%%
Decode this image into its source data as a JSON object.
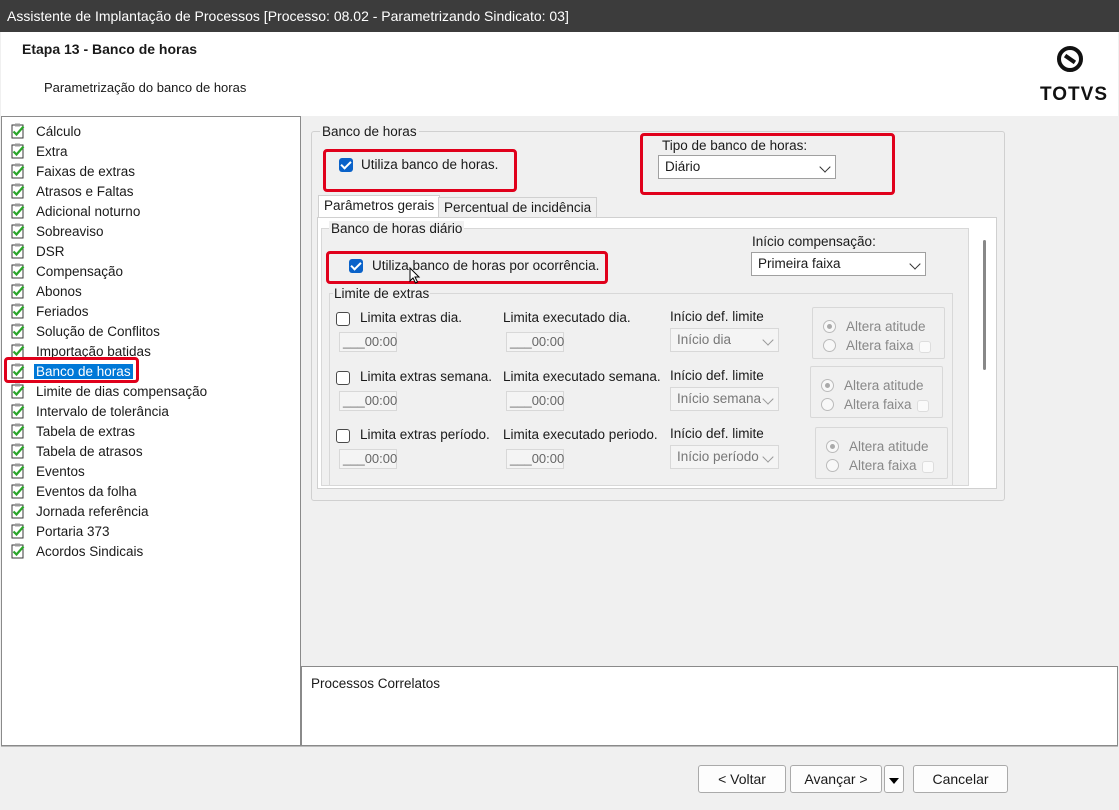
{
  "window": {
    "title": "Assistente de Implantação de Processos [Processo: 08.02 - Parametrizando Sindicato: 03]"
  },
  "header": {
    "step_title": "Etapa 13 - Banco de horas",
    "step_subtitle": "Parametrização do banco de horas",
    "logo_text": "TOTVS"
  },
  "sidebar": {
    "items": [
      {
        "label": "Cálculo"
      },
      {
        "label": "Extra"
      },
      {
        "label": "Faixas de extras"
      },
      {
        "label": "Atrasos e Faltas"
      },
      {
        "label": "Adicional noturno"
      },
      {
        "label": "Sobreaviso"
      },
      {
        "label": "DSR"
      },
      {
        "label": "Compensação"
      },
      {
        "label": "Abonos"
      },
      {
        "label": "Feriados"
      },
      {
        "label": "Solução de Conflitos"
      },
      {
        "label": "Importação batidas"
      },
      {
        "label": "Banco de horas",
        "selected": true
      },
      {
        "label": "Limite de dias compensação"
      },
      {
        "label": "Intervalo de tolerância"
      },
      {
        "label": "Tabela de extras"
      },
      {
        "label": "Tabela de atrasos"
      },
      {
        "label": "Eventos"
      },
      {
        "label": "Eventos da folha"
      },
      {
        "label": "Jornada referência"
      },
      {
        "label": "Portaria 373"
      },
      {
        "label": "Acordos Sindicais"
      }
    ]
  },
  "banco": {
    "group_label": "Banco de horas",
    "utiliza_label": "Utiliza banco de horas.",
    "utiliza_checked": true,
    "tipo_label": "Tipo de banco de horas:",
    "tipo_value": "Diário"
  },
  "tabs": [
    {
      "label": "Parâmetros gerais",
      "active": true
    },
    {
      "label": "Percentual de incidência",
      "active": false
    }
  ],
  "diario": {
    "group_label": "Banco de horas diário",
    "ocorrencia_label": "Utiliza banco de horas por ocorrência.",
    "ocorrencia_checked": true,
    "inicio_comp_label": "Início compensação:",
    "inicio_comp_value": "Primeira faixa",
    "limite_label": "Limite de extras",
    "rows": [
      {
        "check_label": "Limita extras dia.",
        "exec_label": "Limita executado dia.",
        "inicio_label": "Início def. limite",
        "time1": "___00:00",
        "time2": "___00:00",
        "inicio_value": "Início dia",
        "radio1": "Altera atitude",
        "radio2": "Altera faixa"
      },
      {
        "check_label": "Limita extras semana.",
        "exec_label": "Limita executado semana.",
        "inicio_label": "Início def. limite",
        "time1": "___00:00",
        "time2": "___00:00",
        "inicio_value": "Início semana",
        "radio1": "Altera atitude",
        "radio2": "Altera faixa"
      },
      {
        "check_label": "Limita extras período.",
        "exec_label": "Limita executado periodo.",
        "inicio_label": "Início def. limite",
        "time1": "___00:00",
        "time2": "___00:00",
        "inicio_value": "Início período",
        "radio1": "Altera atitude",
        "radio2": "Altera faixa"
      }
    ]
  },
  "related": {
    "label": "Processos Correlatos"
  },
  "footer": {
    "back": "< Voltar",
    "next": "Avançar >",
    "cancel": "Cancelar"
  },
  "colors": {
    "accent": "#0078d7",
    "highlight": "#e0001b",
    "titlebar": "#3c3c3c"
  }
}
%%
YOUR GOAL = Transcribe the whole listing exactly. Pictures are excluded.

SOLUTION BELOW =
Decode this image into its source data as a JSON object.
{
  "window": {
    "title": "Assistente de Implantação de Processos [Processo: 08.02 - Parametrizando Sindicato: 03]"
  },
  "header": {
    "step_title": "Etapa 13 - Banco de horas",
    "step_subtitle": "Parametrização do banco de horas",
    "logo_text": "TOTVS"
  },
  "sidebar": {
    "items": [
      {
        "label": "Cálculo"
      },
      {
        "label": "Extra"
      },
      {
        "label": "Faixas de extras"
      },
      {
        "label": "Atrasos e Faltas"
      },
      {
        "label": "Adicional noturno"
      },
      {
        "label": "Sobreaviso"
      },
      {
        "label": "DSR"
      },
      {
        "label": "Compensação"
      },
      {
        "label": "Abonos"
      },
      {
        "label": "Feriados"
      },
      {
        "label": "Solução de Conflitos"
      },
      {
        "label": "Importação batidas"
      },
      {
        "label": "Banco de horas",
        "selected": true
      },
      {
        "label": "Limite de dias compensação"
      },
      {
        "label": "Intervalo de tolerância"
      },
      {
        "label": "Tabela de extras"
      },
      {
        "label": "Tabela de atrasos"
      },
      {
        "label": "Eventos"
      },
      {
        "label": "Eventos da folha"
      },
      {
        "label": "Jornada referência"
      },
      {
        "label": "Portaria 373"
      },
      {
        "label": "Acordos Sindicais"
      }
    ]
  },
  "banco": {
    "group_label": "Banco de horas",
    "utiliza_label": "Utiliza banco de horas.",
    "utiliza_checked": true,
    "tipo_label": "Tipo de banco de horas:",
    "tipo_value": "Diário"
  },
  "tabs": [
    {
      "label": "Parâmetros gerais",
      "active": true
    },
    {
      "label": "Percentual de incidência",
      "active": false
    }
  ],
  "diario": {
    "group_label": "Banco de horas diário",
    "ocorrencia_label": "Utiliza banco de horas por ocorrência.",
    "ocorrencia_checked": true,
    "inicio_comp_label": "Início compensação:",
    "inicio_comp_value": "Primeira faixa",
    "limite_label": "Limite de extras",
    "rows": [
      {
        "check_label": "Limita extras dia.",
        "exec_label": "Limita executado dia.",
        "inicio_label": "Início def. limite",
        "time1": "___00:00",
        "time2": "___00:00",
        "inicio_value": "Início dia",
        "radio1": "Altera atitude",
        "radio2": "Altera faixa"
      },
      {
        "check_label": "Limita extras semana.",
        "exec_label": "Limita executado semana.",
        "inicio_label": "Início def. limite",
        "time1": "___00:00",
        "time2": "___00:00",
        "inicio_value": "Início semana",
        "radio1": "Altera atitude",
        "radio2": "Altera faixa"
      },
      {
        "check_label": "Limita extras período.",
        "exec_label": "Limita executado periodo.",
        "inicio_label": "Início def. limite",
        "time1": "___00:00",
        "time2": "___00:00",
        "inicio_value": "Início período",
        "radio1": "Altera atitude",
        "radio2": "Altera faixa"
      }
    ]
  },
  "related": {
    "label": "Processos Correlatos"
  },
  "footer": {
    "back": "< Voltar",
    "next": "Avançar >",
    "cancel": "Cancelar"
  },
  "colors": {
    "accent": "#0078d7",
    "highlight": "#e0001b",
    "titlebar": "#3c3c3c"
  }
}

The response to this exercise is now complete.